> **Exercise task**
Copy every record below exactly as written, but leave out the pictures.

> **Extracted records**
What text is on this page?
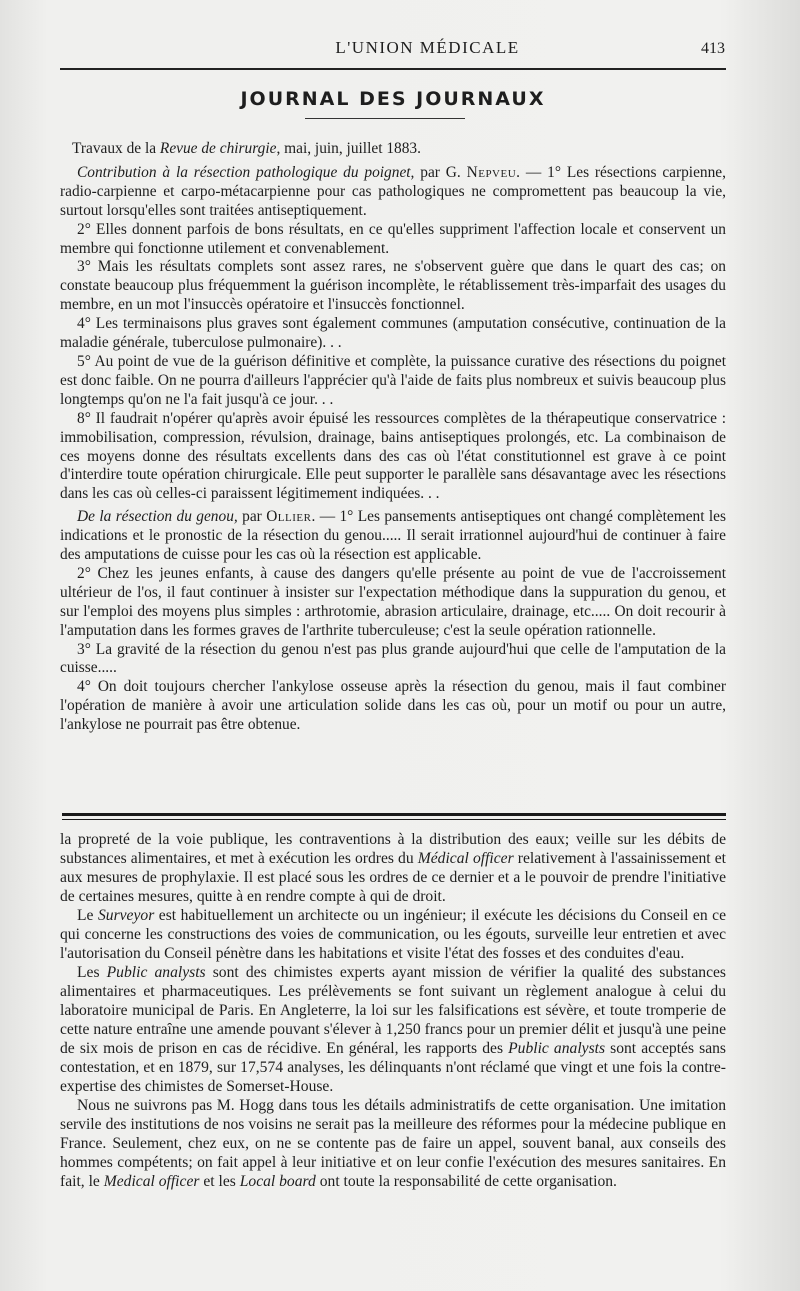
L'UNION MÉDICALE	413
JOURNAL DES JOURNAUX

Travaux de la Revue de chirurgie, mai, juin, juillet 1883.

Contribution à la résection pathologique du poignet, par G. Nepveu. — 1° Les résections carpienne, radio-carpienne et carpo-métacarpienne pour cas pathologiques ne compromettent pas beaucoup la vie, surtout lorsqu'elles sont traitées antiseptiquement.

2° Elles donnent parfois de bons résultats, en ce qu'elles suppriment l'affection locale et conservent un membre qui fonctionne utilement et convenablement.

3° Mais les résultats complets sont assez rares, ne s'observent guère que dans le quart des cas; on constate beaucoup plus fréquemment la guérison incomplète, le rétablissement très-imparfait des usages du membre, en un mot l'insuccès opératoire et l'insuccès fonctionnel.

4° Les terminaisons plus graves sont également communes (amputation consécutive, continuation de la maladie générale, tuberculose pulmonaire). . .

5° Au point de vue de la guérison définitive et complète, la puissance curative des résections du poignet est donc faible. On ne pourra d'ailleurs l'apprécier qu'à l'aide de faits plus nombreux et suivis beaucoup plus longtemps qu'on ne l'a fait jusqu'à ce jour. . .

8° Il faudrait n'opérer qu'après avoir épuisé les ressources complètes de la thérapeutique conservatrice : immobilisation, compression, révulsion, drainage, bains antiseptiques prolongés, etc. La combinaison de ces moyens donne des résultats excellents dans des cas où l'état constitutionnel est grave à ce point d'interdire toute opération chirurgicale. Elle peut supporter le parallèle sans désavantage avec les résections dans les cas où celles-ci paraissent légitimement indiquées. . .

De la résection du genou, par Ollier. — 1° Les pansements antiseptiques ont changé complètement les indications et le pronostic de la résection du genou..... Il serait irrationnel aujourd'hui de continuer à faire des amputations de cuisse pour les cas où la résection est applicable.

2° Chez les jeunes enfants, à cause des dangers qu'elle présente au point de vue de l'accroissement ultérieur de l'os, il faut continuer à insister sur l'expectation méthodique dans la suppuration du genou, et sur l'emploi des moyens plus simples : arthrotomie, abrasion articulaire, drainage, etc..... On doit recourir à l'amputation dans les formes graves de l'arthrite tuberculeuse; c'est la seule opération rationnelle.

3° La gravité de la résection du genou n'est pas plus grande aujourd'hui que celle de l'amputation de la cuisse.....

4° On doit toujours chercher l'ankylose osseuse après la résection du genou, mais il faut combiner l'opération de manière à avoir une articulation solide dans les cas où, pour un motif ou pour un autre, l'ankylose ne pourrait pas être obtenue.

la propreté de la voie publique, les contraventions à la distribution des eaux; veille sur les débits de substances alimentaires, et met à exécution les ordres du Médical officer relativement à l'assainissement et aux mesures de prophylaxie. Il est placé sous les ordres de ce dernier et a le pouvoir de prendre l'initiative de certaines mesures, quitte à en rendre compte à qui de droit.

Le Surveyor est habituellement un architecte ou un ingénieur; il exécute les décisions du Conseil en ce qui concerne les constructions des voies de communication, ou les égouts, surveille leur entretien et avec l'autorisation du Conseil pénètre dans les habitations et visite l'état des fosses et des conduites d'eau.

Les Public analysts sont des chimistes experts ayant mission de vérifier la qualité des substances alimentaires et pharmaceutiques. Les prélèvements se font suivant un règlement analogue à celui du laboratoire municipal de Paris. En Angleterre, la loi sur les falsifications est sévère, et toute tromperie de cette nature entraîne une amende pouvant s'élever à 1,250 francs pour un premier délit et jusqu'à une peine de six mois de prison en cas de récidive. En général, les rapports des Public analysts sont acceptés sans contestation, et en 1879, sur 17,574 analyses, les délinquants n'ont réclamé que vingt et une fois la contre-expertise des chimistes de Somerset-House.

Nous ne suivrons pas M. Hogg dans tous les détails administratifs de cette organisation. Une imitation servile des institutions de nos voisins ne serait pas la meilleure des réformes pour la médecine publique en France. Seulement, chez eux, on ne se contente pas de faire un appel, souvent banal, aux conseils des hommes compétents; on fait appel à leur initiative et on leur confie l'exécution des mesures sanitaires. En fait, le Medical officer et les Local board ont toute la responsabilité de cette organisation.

> **Reply**
What text is on this page?
L'UNION MÉDICALE	413
JOURNAL DES JOURNAUX

Travaux de la Revue de chirurgie, mai, juin, juillet 1883.

Contribution à la résection pathologique du poignet, par G. Nepveu. — 1° Les résections carpienne, radio-carpienne et carpo-métacarpienne pour cas pathologiques ne compromettent pas beaucoup la vie, surtout lorsqu'elles sont traitées antiseptiquement.

2° Elles donnent parfois de bons résultats, en ce qu'elles suppriment l'affection locale et conservent un membre qui fonctionne utilement et convenablement.

3° Mais les résultats complets sont assez rares, ne s'observent guère que dans le quart des cas; on constate beaucoup plus fréquemment la guérison incomplète, le rétablissement très-imparfait des usages du membre, en un mot l'insuccès opératoire et l'insuccès fonctionnel.

4° Les terminaisons plus graves sont également communes (amputation consécutive, continuation de la maladie générale, tuberculose pulmonaire). . .

5° Au point de vue de la guérison définitive et complète, la puissance curative des résections du poignet est donc faible. On ne pourra d'ailleurs l'apprécier qu'à l'aide de faits plus nombreux et suivis beaucoup plus longtemps qu'on ne l'a fait jusqu'à ce jour. . .

8° Il faudrait n'opérer qu'après avoir épuisé les ressources complètes de la thérapeutique conservatrice : immobilisation, compression, révulsion, drainage, bains antiseptiques prolongés, etc. La combinaison de ces moyens donne des résultats excellents dans des cas où l'état constitutionnel est grave à ce point d'interdire toute opération chirurgicale. Elle peut supporter le parallèle sans désavantage avec les résections dans les cas où celles-ci paraissent légitimement indiquées. . .

De la résection du genou, par Ollier. — 1° Les pansements antiseptiques ont changé complètement les indications et le pronostic de la résection du genou..... Il serait irrationnel aujourd'hui de continuer à faire des amputations de cuisse pour les cas où la résection est applicable.

2° Chez les jeunes enfants, à cause des dangers qu'elle présente au point de vue de l'accroissement ultérieur de l'os, il faut continuer à insister sur l'expectation méthodique dans la suppuration du genou, et sur l'emploi des moyens plus simples : arthrotomie, abrasion articulaire, drainage, etc..... On doit recourir à l'amputation dans les formes graves de l'arthrite tuberculeuse; c'est la seule opération rationnelle.

3° La gravité de la résection du genou n'est pas plus grande aujourd'hui que celle de l'amputation de la cuisse.....

4° On doit toujours chercher l'ankylose osseuse après la résection du genou, mais il faut combiner l'opération de manière à avoir une articulation solide dans les cas où, pour un motif ou pour un autre, l'ankylose ne pourrait pas être obtenue.

la propreté de la voie publique, les contraventions à la distribution des eaux; veille sur les débits de substances alimentaires, et met à exécution les ordres du Médical officer relativement à l'assainissement et aux mesures de prophylaxie. Il est placé sous les ordres de ce dernier et a le pouvoir de prendre l'initiative de certaines mesures, quitte à en rendre compte à qui de droit.

Le Surveyor est habituellement un architecte ou un ingénieur; il exécute les décisions du Conseil en ce qui concerne les constructions des voies de communication, ou les égouts, surveille leur entretien et avec l'autorisation du Conseil pénètre dans les habitations et visite l'état des fosses et des conduites d'eau.

Les Public analysts sont des chimistes experts ayant mission de vérifier la qualité des substances alimentaires et pharmaceutiques. Les prélèvements se font suivant un règlement analogue à celui du laboratoire municipal de Paris. En Angleterre, la loi sur les falsifications est sévère, et toute tromperie de cette nature entraîne une amende pouvant s'élever à 1,250 francs pour un premier délit et jusqu'à une peine de six mois de prison en cas de récidive. En général, les rapports des Public analysts sont acceptés sans contestation, et en 1879, sur 17,574 analyses, les délinquants n'ont réclamé que vingt et une fois la contre-expertise des chimistes de Somerset-House.

Nous ne suivrons pas M. Hogg dans tous les détails administratifs de cette organisation. Une imitation servile des institutions de nos voisins ne serait pas la meilleure des réformes pour la médecine publique en France. Seulement, chez eux, on ne se contente pas de faire un appel, souvent banal, aux conseils des hommes compétents; on fait appel à leur initiative et on leur confie l'exécution des mesures sanitaires. En fait, le Medical officer et les Local board ont toute la responsabilité de cette organisation.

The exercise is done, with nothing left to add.